EXERCISE OBJECTIVE »
Leave out any pictures and transcribe all other data below exactly.

DATA SHOWN »
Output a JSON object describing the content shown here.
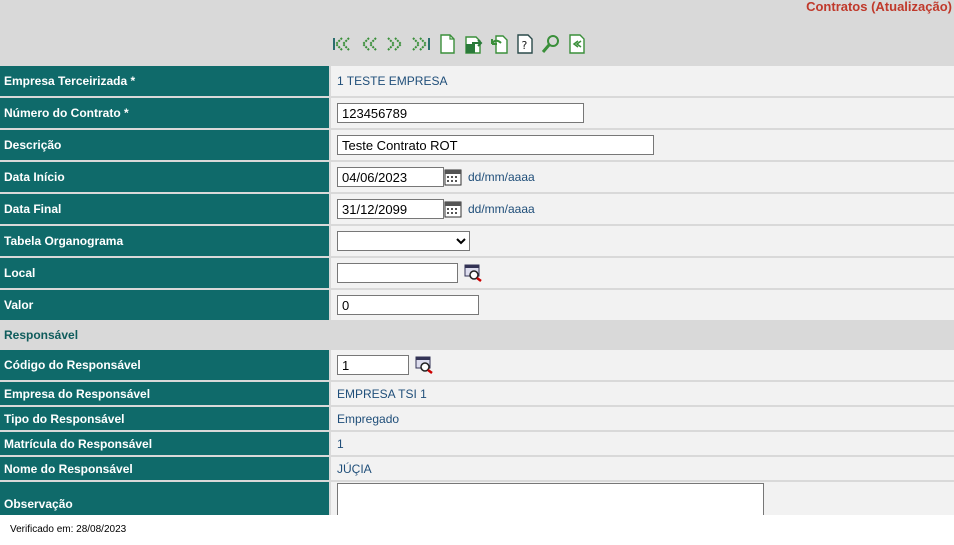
{
  "page": {
    "title": "Contratos (Atualização)"
  },
  "toolbar": {
    "icons": [
      "first-record-icon",
      "previous-record-icon",
      "next-record-icon",
      "last-record-icon",
      "new-document-icon",
      "save-export-icon",
      "undo-back-icon",
      "help-document-icon",
      "search-icon",
      "return-icon"
    ]
  },
  "form": {
    "empresa": {
      "label": "Empresa Terceirizada *",
      "value": "1 TESTE EMPRESA"
    },
    "numero": {
      "label": "Número do Contrato *",
      "value": "123456789"
    },
    "descricao": {
      "label": "Descrição",
      "value": "Teste Contrato ROT"
    },
    "data_inicio": {
      "label": "Data Início",
      "value": "04/06/2023",
      "hint": "dd/mm/aaaa"
    },
    "data_final": {
      "label": "Data Final",
      "value": "31/12/2099",
      "hint": "dd/mm/aaaa"
    },
    "tabela": {
      "label": "Tabela Organograma",
      "value": ""
    },
    "local": {
      "label": "Local",
      "value": ""
    },
    "valor": {
      "label": "Valor",
      "value": "0"
    }
  },
  "responsavel": {
    "section_title": "Responsável",
    "codigo": {
      "label": "Código do Responsável",
      "value": "1"
    },
    "empresa": {
      "label": "Empresa do Responsável",
      "value": "EMPRESA TSI 1"
    },
    "tipo": {
      "label": "Tipo do Responsável",
      "value": "Empregado"
    },
    "matricula": {
      "label": "Matrícula do Responsável",
      "value": "1"
    },
    "nome": {
      "label": "Nome do Responsável",
      "value": "JÚÇIA"
    },
    "observacao": {
      "label": "Observação",
      "value": ""
    }
  },
  "footer": {
    "text": "Verificado em: 28/08/2023"
  },
  "colors": {
    "label_bg": "#0f6a6a",
    "title_red": "#c0392b",
    "value_text": "#1f4e79"
  }
}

ANSWER TO THE PROBLEM »
Output a JSON object describing the content shown here.
{
  "page": {
    "title": "Contratos (Atualização)"
  },
  "toolbar": {
    "icons": [
      "first-record-icon",
      "previous-record-icon",
      "next-record-icon",
      "last-record-icon",
      "new-document-icon",
      "save-export-icon",
      "undo-back-icon",
      "help-document-icon",
      "search-icon",
      "return-icon"
    ]
  },
  "form": {
    "empresa": {
      "label": "Empresa Terceirizada *",
      "value": "1 TESTE EMPRESA"
    },
    "numero": {
      "label": "Número do Contrato *",
      "value": "123456789"
    },
    "descricao": {
      "label": "Descrição",
      "value": "Teste Contrato ROT"
    },
    "data_inicio": {
      "label": "Data Início",
      "value": "04/06/2023",
      "hint": "dd/mm/aaaa"
    },
    "data_final": {
      "label": "Data Final",
      "value": "31/12/2099",
      "hint": "dd/mm/aaaa"
    },
    "tabela": {
      "label": "Tabela Organograma",
      "value": ""
    },
    "local": {
      "label": "Local",
      "value": ""
    },
    "valor": {
      "label": "Valor",
      "value": "0"
    }
  },
  "responsavel": {
    "section_title": "Responsável",
    "codigo": {
      "label": "Código do Responsável",
      "value": "1"
    },
    "empresa": {
      "label": "Empresa do Responsável",
      "value": "EMPRESA TSI 1"
    },
    "tipo": {
      "label": "Tipo do Responsável",
      "value": "Empregado"
    },
    "matricula": {
      "label": "Matrícula do Responsável",
      "value": "1"
    },
    "nome": {
      "label": "Nome do Responsável",
      "value": "JÚÇIA"
    },
    "observacao": {
      "label": "Observação",
      "value": ""
    }
  },
  "footer": {
    "text": "Verificado em: 28/08/2023"
  },
  "colors": {
    "label_bg": "#0f6a6a",
    "title_red": "#c0392b",
    "value_text": "#1f4e79"
  }
}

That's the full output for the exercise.